● Written exercise
Keep the pictures out of the copy and print all the entries below exactly.

——

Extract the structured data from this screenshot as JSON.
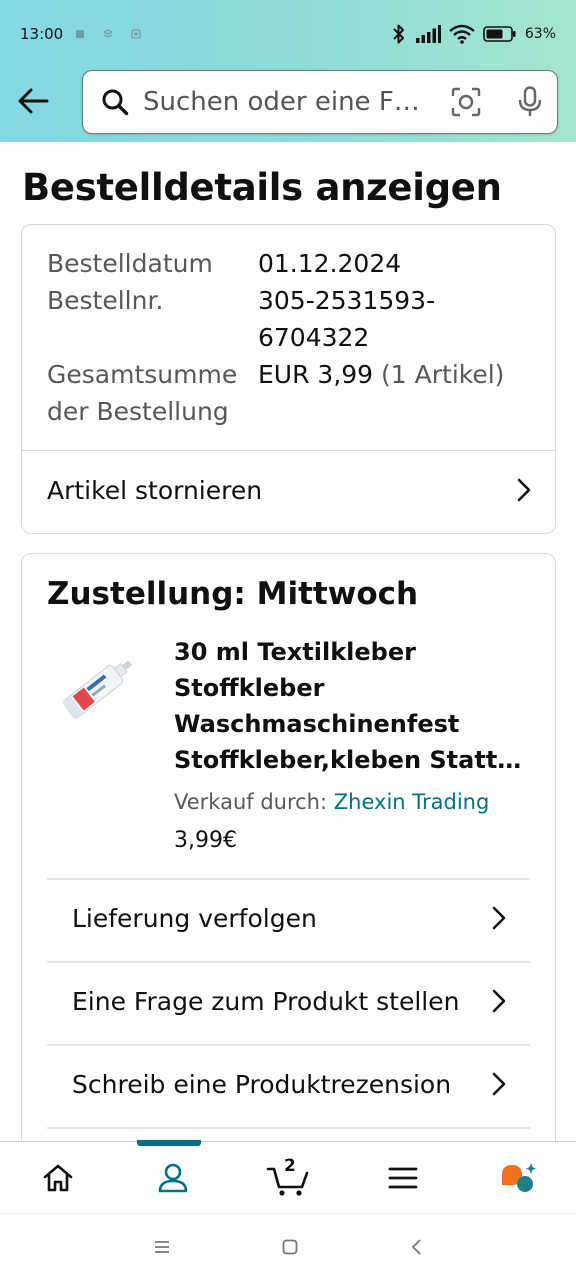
{
  "status_bar": {
    "time": "13:00",
    "battery_percent": "63%"
  },
  "search": {
    "placeholder": "Suchen oder eine F…"
  },
  "page": {
    "title": "Bestelldetails anzeigen"
  },
  "order_summary": {
    "date_label": "Bestelldatum",
    "date_value": "01.12.2024",
    "number_label": "Bestellnr.",
    "number_line1": "305-2531593-",
    "number_line2": "6704322",
    "total_label_line1": "Gesamtsumme",
    "total_label_line2": "der Bestellung",
    "total_value": "EUR 3,99",
    "total_items": "(1 Artikel)",
    "cancel_label": "Artikel stornieren"
  },
  "delivery": {
    "title": "Zustellung: Mittwoch",
    "product": {
      "title_line1": "30 ml Textilkleber",
      "title_line2": "Stoffkleber",
      "title_line3": "Waschmaschinenfest",
      "title_line4": "Stoffkleber,kleben Statt…",
      "seller_prefix": "Verkauf durch:",
      "seller_name": "Zhexin Trading",
      "price": "3,99€"
    },
    "actions": [
      {
        "label": "Lieferung verfolgen"
      },
      {
        "label": "Eine Frage zum Produkt stellen"
      },
      {
        "label": "Schreib eine Produktrezension"
      }
    ]
  },
  "bottom_nav": {
    "cart_count": "2",
    "items": [
      "home-icon",
      "account-icon",
      "cart-icon",
      "menu-icon",
      "assistant-icon"
    ]
  },
  "colors": {
    "accent": "#007185",
    "assistant_orange": "#f3701e",
    "header_gradient_start": "#82d8e3",
    "header_gradient_end": "#a5e6cf"
  }
}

——

● Answer to this problem
Extract the structured data from this screenshot as JSON.
{
  "status_bar": {
    "time": "13:00",
    "battery_percent": "63%"
  },
  "search": {
    "placeholder": "Suchen oder eine F…"
  },
  "page": {
    "title": "Bestelldetails anzeigen"
  },
  "order_summary": {
    "date_label": "Bestelldatum",
    "date_value": "01.12.2024",
    "number_label": "Bestellnr.",
    "number_line1": "305-2531593-",
    "number_line2": "6704322",
    "total_label_line1": "Gesamtsumme",
    "total_label_line2": "der Bestellung",
    "total_value": "EUR 3,99",
    "total_items": "(1 Artikel)",
    "cancel_label": "Artikel stornieren"
  },
  "delivery": {
    "title": "Zustellung: Mittwoch",
    "product": {
      "title_line1": "30 ml Textilkleber",
      "title_line2": "Stoffkleber",
      "title_line3": "Waschmaschinenfest",
      "title_line4": "Stoffkleber,kleben Statt…",
      "seller_prefix": "Verkauf durch:",
      "seller_name": "Zhexin Trading",
      "price": "3,99€"
    },
    "actions": [
      {
        "label": "Lieferung verfolgen"
      },
      {
        "label": "Eine Frage zum Produkt stellen"
      },
      {
        "label": "Schreib eine Produktrezension"
      }
    ]
  },
  "bottom_nav": {
    "cart_count": "2",
    "items": [
      "home-icon",
      "account-icon",
      "cart-icon",
      "menu-icon",
      "assistant-icon"
    ]
  },
  "colors": {
    "accent": "#007185",
    "assistant_orange": "#f3701e",
    "header_gradient_start": "#82d8e3",
    "header_gradient_end": "#a5e6cf"
  }
}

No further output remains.